• [INSTRUCTIONS TO FOLLOW]: Print the data below unchanged, starting at its first line and ending at the line that contains "Point bbox=[180, 591, 202, 606]", both included.
##########
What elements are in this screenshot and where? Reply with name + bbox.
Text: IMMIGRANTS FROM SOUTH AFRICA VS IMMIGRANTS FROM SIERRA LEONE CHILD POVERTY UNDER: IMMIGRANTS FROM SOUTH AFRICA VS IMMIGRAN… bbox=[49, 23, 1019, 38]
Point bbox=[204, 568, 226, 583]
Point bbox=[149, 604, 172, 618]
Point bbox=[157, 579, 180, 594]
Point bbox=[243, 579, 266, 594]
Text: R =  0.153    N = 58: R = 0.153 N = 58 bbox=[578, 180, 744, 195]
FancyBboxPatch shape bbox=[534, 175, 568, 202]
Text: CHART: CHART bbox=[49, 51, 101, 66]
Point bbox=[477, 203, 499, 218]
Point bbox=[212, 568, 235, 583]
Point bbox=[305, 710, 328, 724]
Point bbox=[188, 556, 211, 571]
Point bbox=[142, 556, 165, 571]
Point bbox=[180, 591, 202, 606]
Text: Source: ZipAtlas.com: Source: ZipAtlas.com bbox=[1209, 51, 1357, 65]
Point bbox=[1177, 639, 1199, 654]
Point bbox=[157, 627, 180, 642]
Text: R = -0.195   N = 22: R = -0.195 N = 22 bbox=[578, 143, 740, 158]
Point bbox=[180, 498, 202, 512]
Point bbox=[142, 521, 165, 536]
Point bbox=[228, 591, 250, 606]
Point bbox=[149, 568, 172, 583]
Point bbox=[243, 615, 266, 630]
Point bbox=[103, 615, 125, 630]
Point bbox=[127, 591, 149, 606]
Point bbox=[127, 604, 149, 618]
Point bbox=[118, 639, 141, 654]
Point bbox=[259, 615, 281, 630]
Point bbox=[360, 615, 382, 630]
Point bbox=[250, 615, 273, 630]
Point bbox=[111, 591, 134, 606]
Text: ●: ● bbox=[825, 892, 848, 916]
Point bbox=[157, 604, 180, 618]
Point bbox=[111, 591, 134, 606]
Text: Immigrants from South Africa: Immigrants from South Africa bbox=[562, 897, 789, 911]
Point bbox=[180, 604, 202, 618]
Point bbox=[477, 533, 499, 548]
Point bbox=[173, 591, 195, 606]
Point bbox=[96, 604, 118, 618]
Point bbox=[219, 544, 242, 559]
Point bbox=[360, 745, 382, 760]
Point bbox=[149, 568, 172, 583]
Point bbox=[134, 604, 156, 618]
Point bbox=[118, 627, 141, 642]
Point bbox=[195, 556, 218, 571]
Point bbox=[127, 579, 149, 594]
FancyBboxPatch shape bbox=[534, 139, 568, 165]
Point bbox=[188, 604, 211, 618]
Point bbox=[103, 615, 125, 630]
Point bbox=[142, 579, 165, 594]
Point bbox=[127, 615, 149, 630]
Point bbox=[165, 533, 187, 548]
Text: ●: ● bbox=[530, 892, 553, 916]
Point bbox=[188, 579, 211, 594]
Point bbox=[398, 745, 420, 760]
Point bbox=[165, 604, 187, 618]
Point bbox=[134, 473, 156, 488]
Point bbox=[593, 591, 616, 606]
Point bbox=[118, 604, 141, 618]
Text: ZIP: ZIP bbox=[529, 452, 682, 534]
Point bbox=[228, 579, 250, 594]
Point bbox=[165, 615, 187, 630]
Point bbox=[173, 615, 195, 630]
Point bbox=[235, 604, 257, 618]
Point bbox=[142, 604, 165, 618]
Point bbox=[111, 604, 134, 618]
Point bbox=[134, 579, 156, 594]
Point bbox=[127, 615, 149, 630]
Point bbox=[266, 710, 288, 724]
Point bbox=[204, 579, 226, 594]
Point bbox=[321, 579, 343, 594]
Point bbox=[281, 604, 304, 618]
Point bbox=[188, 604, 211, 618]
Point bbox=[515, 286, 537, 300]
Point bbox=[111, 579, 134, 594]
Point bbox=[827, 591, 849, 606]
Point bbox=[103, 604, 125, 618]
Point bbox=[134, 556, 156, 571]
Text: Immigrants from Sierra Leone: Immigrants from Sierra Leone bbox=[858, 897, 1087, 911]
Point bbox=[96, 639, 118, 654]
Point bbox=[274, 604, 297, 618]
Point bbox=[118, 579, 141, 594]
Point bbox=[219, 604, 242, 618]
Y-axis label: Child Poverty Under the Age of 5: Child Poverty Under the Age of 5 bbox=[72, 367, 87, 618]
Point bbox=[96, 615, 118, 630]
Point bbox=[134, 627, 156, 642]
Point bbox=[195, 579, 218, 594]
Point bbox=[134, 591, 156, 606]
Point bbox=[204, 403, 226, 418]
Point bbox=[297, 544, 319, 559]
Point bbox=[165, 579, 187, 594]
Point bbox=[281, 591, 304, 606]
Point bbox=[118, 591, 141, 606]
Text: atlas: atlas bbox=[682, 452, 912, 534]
##########
• [THE RESPONSE]:
What elements are in this screenshot and where? Reply with name + bbox.
Text: IMMIGRANTS FROM SOUTH AFRICA VS IMMIGRANTS FROM SIERRA LEONE CHILD POVERTY UNDER: IMMIGRANTS FROM SOUTH AFRICA VS IMMIGRAN… bbox=[49, 23, 1019, 38]
Point bbox=[204, 568, 226, 583]
Point bbox=[149, 604, 172, 618]
Point bbox=[157, 579, 180, 594]
Point bbox=[243, 579, 266, 594]
Text: R =  0.153    N = 58: R = 0.153 N = 58 bbox=[578, 180, 744, 195]
FancyBboxPatch shape bbox=[534, 175, 568, 202]
Text: CHART: CHART bbox=[49, 51, 101, 66]
Point bbox=[477, 203, 499, 218]
Point bbox=[212, 568, 235, 583]
Point bbox=[305, 710, 328, 724]
Point bbox=[188, 556, 211, 571]
Point bbox=[142, 556, 165, 571]
Point bbox=[180, 591, 202, 606]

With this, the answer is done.